▸ **PROBLEM TO SOLVE**
Return all lines where the word "JSON" can be found.

--- START ENTRIES PROVIDED ---

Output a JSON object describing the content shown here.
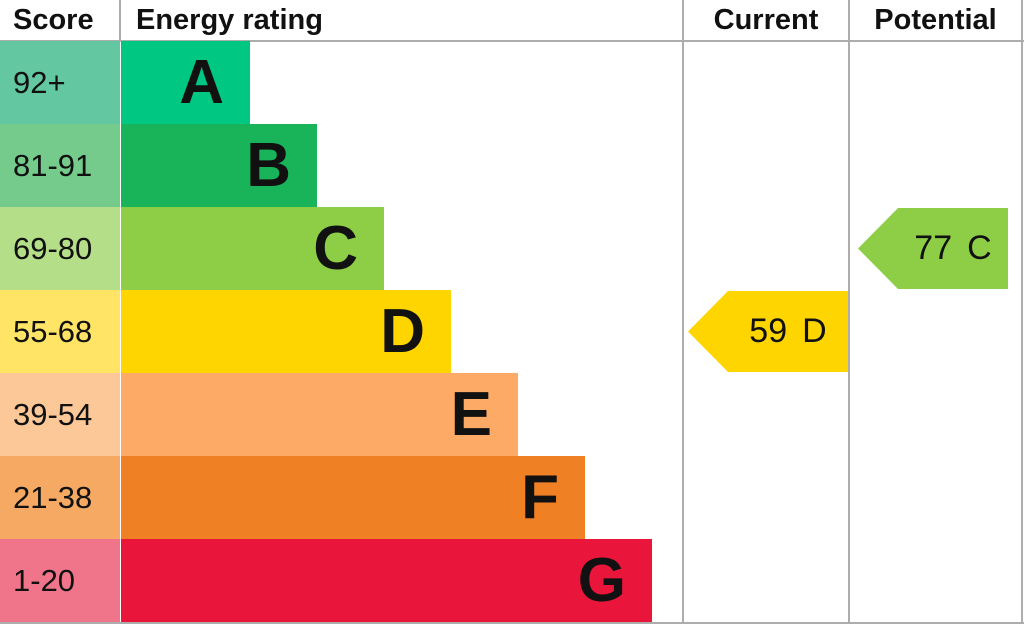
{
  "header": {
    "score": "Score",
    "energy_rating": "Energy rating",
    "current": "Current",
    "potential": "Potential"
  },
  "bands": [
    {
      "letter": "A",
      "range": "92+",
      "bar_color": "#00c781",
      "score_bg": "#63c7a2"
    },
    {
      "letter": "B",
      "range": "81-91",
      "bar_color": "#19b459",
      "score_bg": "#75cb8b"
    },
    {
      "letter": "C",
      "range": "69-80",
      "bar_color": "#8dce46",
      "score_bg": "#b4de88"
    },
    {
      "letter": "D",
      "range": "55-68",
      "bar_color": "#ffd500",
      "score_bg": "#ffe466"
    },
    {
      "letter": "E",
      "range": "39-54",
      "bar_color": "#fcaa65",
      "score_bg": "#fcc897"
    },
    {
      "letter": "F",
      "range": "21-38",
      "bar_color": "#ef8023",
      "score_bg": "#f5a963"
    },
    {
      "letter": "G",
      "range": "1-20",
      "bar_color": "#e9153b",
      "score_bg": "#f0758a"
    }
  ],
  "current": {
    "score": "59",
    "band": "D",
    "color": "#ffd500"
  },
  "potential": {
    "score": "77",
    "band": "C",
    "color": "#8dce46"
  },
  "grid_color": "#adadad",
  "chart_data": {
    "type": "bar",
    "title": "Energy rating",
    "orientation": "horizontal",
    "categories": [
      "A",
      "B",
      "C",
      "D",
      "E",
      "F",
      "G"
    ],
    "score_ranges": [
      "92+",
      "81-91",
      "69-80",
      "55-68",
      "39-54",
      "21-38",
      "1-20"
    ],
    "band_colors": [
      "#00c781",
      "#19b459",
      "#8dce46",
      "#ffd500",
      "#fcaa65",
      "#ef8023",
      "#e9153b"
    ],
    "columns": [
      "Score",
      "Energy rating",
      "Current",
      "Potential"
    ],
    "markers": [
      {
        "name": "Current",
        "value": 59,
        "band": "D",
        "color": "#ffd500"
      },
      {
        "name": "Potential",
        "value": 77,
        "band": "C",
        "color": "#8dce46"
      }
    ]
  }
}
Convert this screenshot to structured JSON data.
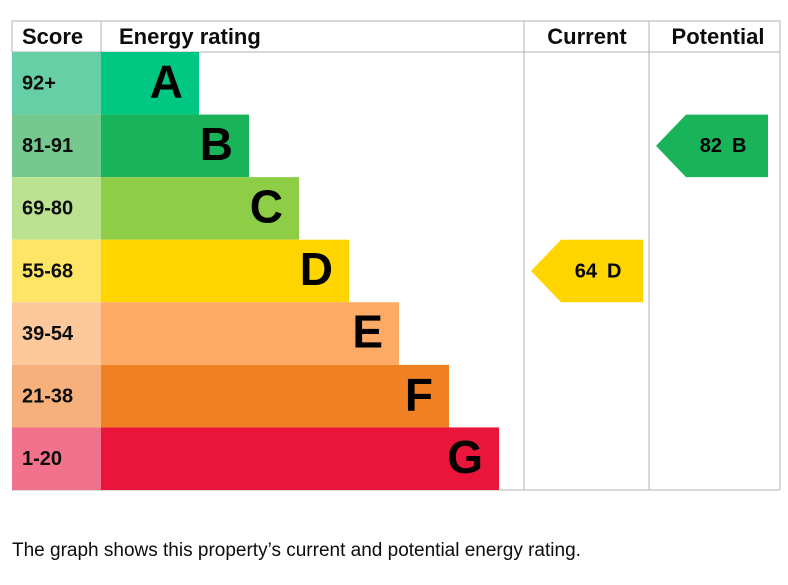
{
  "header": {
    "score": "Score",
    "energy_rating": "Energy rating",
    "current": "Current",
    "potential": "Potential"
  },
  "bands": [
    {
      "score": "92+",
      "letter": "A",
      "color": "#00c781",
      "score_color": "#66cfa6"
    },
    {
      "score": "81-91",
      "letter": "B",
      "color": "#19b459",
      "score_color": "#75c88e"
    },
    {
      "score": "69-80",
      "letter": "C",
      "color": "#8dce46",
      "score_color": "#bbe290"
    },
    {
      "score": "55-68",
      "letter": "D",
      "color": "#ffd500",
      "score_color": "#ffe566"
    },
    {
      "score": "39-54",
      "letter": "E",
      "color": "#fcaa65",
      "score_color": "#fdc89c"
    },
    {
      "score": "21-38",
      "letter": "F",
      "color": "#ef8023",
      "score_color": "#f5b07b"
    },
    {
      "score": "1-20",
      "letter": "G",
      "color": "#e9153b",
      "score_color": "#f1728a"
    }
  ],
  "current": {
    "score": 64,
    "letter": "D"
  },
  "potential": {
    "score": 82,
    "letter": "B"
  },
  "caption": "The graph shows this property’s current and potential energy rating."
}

--- END ENTRIES PROVIDED ---

▸ **FINISHED TASK**
Output a JSON object describing the content shown here.
Convert this screenshot to structured JSON data.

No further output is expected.